__Do this__.
Rewrite the records below, changing every "search-icon" to "lookup-icon" and leaving everything else untouched. Leave the pictures out.

=-=-=-=-=

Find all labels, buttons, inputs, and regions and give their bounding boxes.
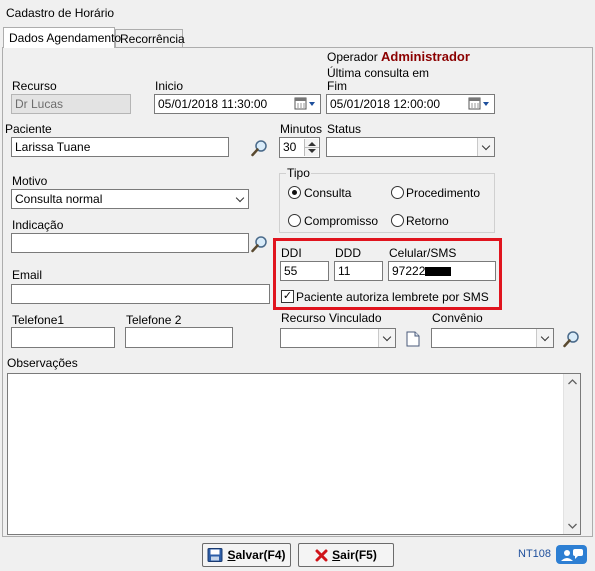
fim-value: 05/01/2018 12:00:00 bbox=[330, 97, 441, 111]
recurso-label: Recurso bbox=[12, 79, 57, 93]
scroll-down-icon[interactable] bbox=[568, 523, 577, 529]
status-label: Status bbox=[327, 122, 362, 136]
exit-label: Sair(F5) bbox=[332, 548, 377, 562]
motivo-select[interactable]: Consulta normal bbox=[11, 189, 249, 209]
exit-button[interactable]: Sair(F5) bbox=[298, 543, 394, 567]
radio-retorno[interactable] bbox=[391, 214, 404, 227]
ddd-label: DDD bbox=[335, 246, 361, 260]
tab-dados-agendamento-label: Dados Agendamento bbox=[9, 31, 122, 45]
sms-authorize-label: Paciente autoriza lembrete por SMS bbox=[296, 290, 489, 304]
save-button[interactable]: Salvar(F4) bbox=[202, 543, 291, 567]
redaction-bar bbox=[425, 267, 452, 277]
tab-recorrencia-label: Recorrência bbox=[120, 32, 185, 46]
motivo-value: Consulta normal bbox=[15, 192, 103, 206]
close-icon bbox=[315, 549, 328, 561]
celular-label: Celular/SMS bbox=[389, 246, 457, 260]
last-query-label: Última consulta em bbox=[327, 66, 430, 80]
search-icon[interactable] bbox=[251, 139, 269, 157]
telefone2-field[interactable] bbox=[125, 327, 233, 348]
tab-bar: Dados Agendamento Recorrência bbox=[0, 27, 595, 48]
chevron-down-icon[interactable] bbox=[231, 190, 248, 208]
stepper-arrows-icon[interactable] bbox=[304, 139, 319, 156]
minutos-label: Minutos bbox=[280, 122, 323, 136]
inicio-label: Inicio bbox=[155, 79, 184, 93]
celular-field[interactable]: 97222 bbox=[388, 261, 496, 281]
telefone1-field[interactable] bbox=[11, 327, 115, 348]
ddd-field[interactable]: 11 bbox=[334, 261, 383, 281]
search-icon[interactable] bbox=[563, 330, 581, 348]
telefone2-label: Telefone 2 bbox=[126, 313, 182, 327]
search-icon[interactable] bbox=[251, 235, 269, 253]
save-label: Salvar(F4) bbox=[227, 548, 286, 562]
fim-datetime-field[interactable]: 05/01/2018 12:00:00 bbox=[326, 94, 495, 114]
calendar-icon[interactable] bbox=[468, 97, 492, 111]
chat-support-icon[interactable] bbox=[556, 545, 587, 564]
convenio-label: Convênio bbox=[432, 311, 483, 325]
floppy-disk-icon bbox=[207, 548, 223, 562]
recurso-vinculado-label: Recurso Vinculado bbox=[281, 311, 382, 325]
convenio-select[interactable] bbox=[431, 328, 554, 348]
radio-consulta-label: Consulta bbox=[304, 186, 352, 200]
recurso-field: Dr Lucas bbox=[11, 94, 131, 114]
inicio-value: 05/01/2018 11:30:00 bbox=[158, 97, 268, 111]
indicacao-field[interactable] bbox=[11, 233, 249, 253]
radio-compromisso[interactable] bbox=[288, 214, 301, 227]
celular-value: 97222 bbox=[392, 264, 426, 278]
radio-procedimento-label: Procedimento bbox=[406, 186, 481, 200]
operator-name: Administrador bbox=[381, 49, 470, 64]
radio-consulta[interactable] bbox=[288, 186, 301, 199]
email-field[interactable] bbox=[11, 284, 270, 304]
observacoes-textarea[interactable] bbox=[7, 373, 581, 535]
chevron-down-icon[interactable] bbox=[378, 329, 395, 347]
radio-retorno-label: Retorno bbox=[406, 214, 449, 228]
radio-compromisso-label: Compromisso bbox=[304, 214, 379, 228]
observacoes-label: Observações bbox=[7, 356, 78, 370]
minutos-stepper[interactable]: 30 bbox=[279, 137, 320, 158]
recurso-vinculado-select[interactable] bbox=[280, 328, 396, 348]
operator-label: Operador Administrador bbox=[327, 49, 470, 64]
document-icon[interactable] bbox=[406, 331, 420, 347]
inicio-datetime-field[interactable]: 05/01/2018 11:30:00 bbox=[154, 94, 321, 114]
calendar-icon[interactable] bbox=[294, 97, 318, 111]
minutos-value: 30 bbox=[283, 140, 297, 154]
tipo-label: Tipo bbox=[286, 166, 311, 180]
status-select[interactable] bbox=[326, 137, 495, 157]
vertical-scrollbar[interactable] bbox=[563, 374, 580, 534]
sms-authorize-checkbox[interactable]: ✓ bbox=[281, 290, 294, 303]
email-label: Email bbox=[12, 268, 43, 282]
tab-dados-agendamento[interactable]: Dados Agendamento bbox=[3, 27, 121, 48]
radio-procedimento[interactable] bbox=[391, 186, 404, 199]
ddi-field[interactable]: 55 bbox=[280, 261, 329, 281]
chevron-down-icon[interactable] bbox=[536, 329, 553, 347]
paciente-label: Paciente bbox=[5, 122, 52, 136]
window-title: Cadastro de Horário bbox=[6, 6, 115, 20]
motivo-label: Motivo bbox=[12, 174, 48, 188]
chevron-down-icon[interactable] bbox=[477, 138, 494, 156]
operator-prefix: Operador bbox=[327, 50, 378, 64]
tab-recorrencia[interactable]: Recorrência bbox=[115, 29, 185, 48]
scroll-up-icon[interactable] bbox=[568, 379, 577, 385]
telefone1-label: Telefone1 bbox=[12, 313, 65, 327]
fim-label: Fim bbox=[327, 79, 347, 93]
indicacao-label: Indicação bbox=[12, 218, 64, 232]
ddi-label: DDI bbox=[281, 246, 302, 260]
paciente-field[interactable]: Larissa Tuane bbox=[11, 137, 229, 157]
version-code: NT108 bbox=[518, 548, 552, 560]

=-=-=-=-=

__Worked solution__.
Find all labels, buttons, inputs, and regions and give their bounding boxes.
fim-value: 05/01/2018 12:00:00 bbox=[330, 97, 441, 111]
recurso-label: Recurso bbox=[12, 79, 57, 93]
scroll-down-icon[interactable] bbox=[568, 523, 577, 529]
status-label: Status bbox=[327, 122, 362, 136]
exit-label: Sair(F5) bbox=[332, 548, 377, 562]
motivo-select[interactable]: Consulta normal bbox=[11, 189, 249, 209]
exit-button[interactable]: Sair(F5) bbox=[298, 543, 394, 567]
radio-retorno[interactable] bbox=[391, 214, 404, 227]
ddd-label: DDD bbox=[335, 246, 361, 260]
tab-dados-agendamento-label: Dados Agendamento bbox=[9, 31, 122, 45]
sms-authorize-label: Paciente autoriza lembrete por SMS bbox=[296, 290, 489, 304]
save-button[interactable]: Salvar(F4) bbox=[202, 543, 291, 567]
redaction-bar bbox=[425, 267, 452, 277]
tab-recorrencia-label: Recorrência bbox=[120, 32, 185, 46]
motivo-value: Consulta normal bbox=[15, 192, 103, 206]
close-icon bbox=[315, 549, 328, 561]
celular-label: Celular/SMS bbox=[389, 246, 457, 260]
last-query-label: Última consulta em bbox=[327, 66, 430, 80]
lookup-icon[interactable] bbox=[251, 139, 269, 157]
telefone2-field[interactable] bbox=[125, 327, 233, 348]
tab-bar: Dados Agendamento Recorrência bbox=[0, 27, 595, 48]
chevron-down-icon[interactable] bbox=[231, 190, 248, 208]
stepper-arrows-icon[interactable] bbox=[304, 139, 319, 156]
minutos-label: Minutos bbox=[280, 122, 323, 136]
inicio-label: Inicio bbox=[155, 79, 184, 93]
celular-field[interactable]: 97222 bbox=[388, 261, 496, 281]
telefone1-field[interactable] bbox=[11, 327, 115, 348]
ddd-field[interactable]: 11 bbox=[334, 261, 383, 281]
lookup-icon[interactable] bbox=[563, 330, 581, 348]
telefone2-label: Telefone 2 bbox=[126, 313, 182, 327]
lookup-icon[interactable] bbox=[251, 235, 269, 253]
save-label: Salvar(F4) bbox=[227, 548, 286, 562]
fim-datetime-field[interactable]: 05/01/2018 12:00:00 bbox=[326, 94, 495, 114]
calendar-icon[interactable] bbox=[468, 97, 492, 111]
chat-support-icon[interactable] bbox=[556, 545, 587, 564]
convenio-label: Convênio bbox=[432, 311, 483, 325]
floppy-disk-icon bbox=[207, 548, 223, 562]
recurso-vinculado-label: Recurso Vinculado bbox=[281, 311, 382, 325]
convenio-select[interactable] bbox=[431, 328, 554, 348]
radio-consulta-label: Consulta bbox=[304, 186, 352, 200]
recurso-field: Dr Lucas bbox=[11, 94, 131, 114]
inicio-value: 05/01/2018 11:30:00 bbox=[158, 97, 268, 111]
indicacao-field[interactable] bbox=[11, 233, 249, 253]
radio-compromisso[interactable] bbox=[288, 214, 301, 227]
celular-value: 97222 bbox=[392, 264, 426, 278]
radio-procedimento-label: Procedimento bbox=[406, 186, 481, 200]
operator-name: Administrador bbox=[381, 49, 470, 64]
radio-consulta[interactable] bbox=[288, 186, 301, 199]
email-field[interactable] bbox=[11, 284, 270, 304]
observacoes-textarea[interactable] bbox=[7, 373, 581, 535]
chevron-down-icon[interactable] bbox=[378, 329, 395, 347]
radio-retorno-label: Retorno bbox=[406, 214, 449, 228]
radio-compromisso-label: Compromisso bbox=[304, 214, 379, 228]
observacoes-label: Observações bbox=[7, 356, 78, 370]
minutos-stepper[interactable]: 30 bbox=[279, 137, 320, 158]
recurso-vinculado-select[interactable] bbox=[280, 328, 396, 348]
operator-label: Operador Administrador bbox=[327, 49, 470, 64]
document-icon[interactable] bbox=[406, 331, 420, 347]
inicio-datetime-field[interactable]: 05/01/2018 11:30:00 bbox=[154, 94, 321, 114]
calendar-icon[interactable] bbox=[294, 97, 318, 111]
minutos-value: 30 bbox=[283, 140, 297, 154]
tipo-label: Tipo bbox=[286, 166, 311, 180]
status-select[interactable] bbox=[326, 137, 495, 157]
vertical-scrollbar[interactable] bbox=[563, 374, 580, 534]
sms-authorize-checkbox[interactable]: ✓ bbox=[281, 290, 294, 303]
email-label: Email bbox=[12, 268, 43, 282]
tab-dados-agendamento[interactable]: Dados Agendamento bbox=[3, 27, 121, 48]
radio-procedimento[interactable] bbox=[391, 186, 404, 199]
ddi-field[interactable]: 55 bbox=[280, 261, 329, 281]
chevron-down-icon[interactable] bbox=[536, 329, 553, 347]
paciente-label: Paciente bbox=[5, 122, 52, 136]
window-title: Cadastro de Horário bbox=[6, 6, 115, 20]
motivo-label: Motivo bbox=[12, 174, 48, 188]
chevron-down-icon[interactable] bbox=[477, 138, 494, 156]
operator-prefix: Operador bbox=[327, 50, 378, 64]
tab-recorrencia[interactable]: Recorrência bbox=[115, 29, 185, 48]
scroll-up-icon[interactable] bbox=[568, 379, 577, 385]
telefone1-label: Telefone1 bbox=[12, 313, 65, 327]
fim-label: Fim bbox=[327, 79, 347, 93]
indicacao-label: Indicação bbox=[12, 218, 64, 232]
ddi-label: DDI bbox=[281, 246, 302, 260]
paciente-field[interactable]: Larissa Tuane bbox=[11, 137, 229, 157]
version-code: NT108 bbox=[518, 548, 552, 560]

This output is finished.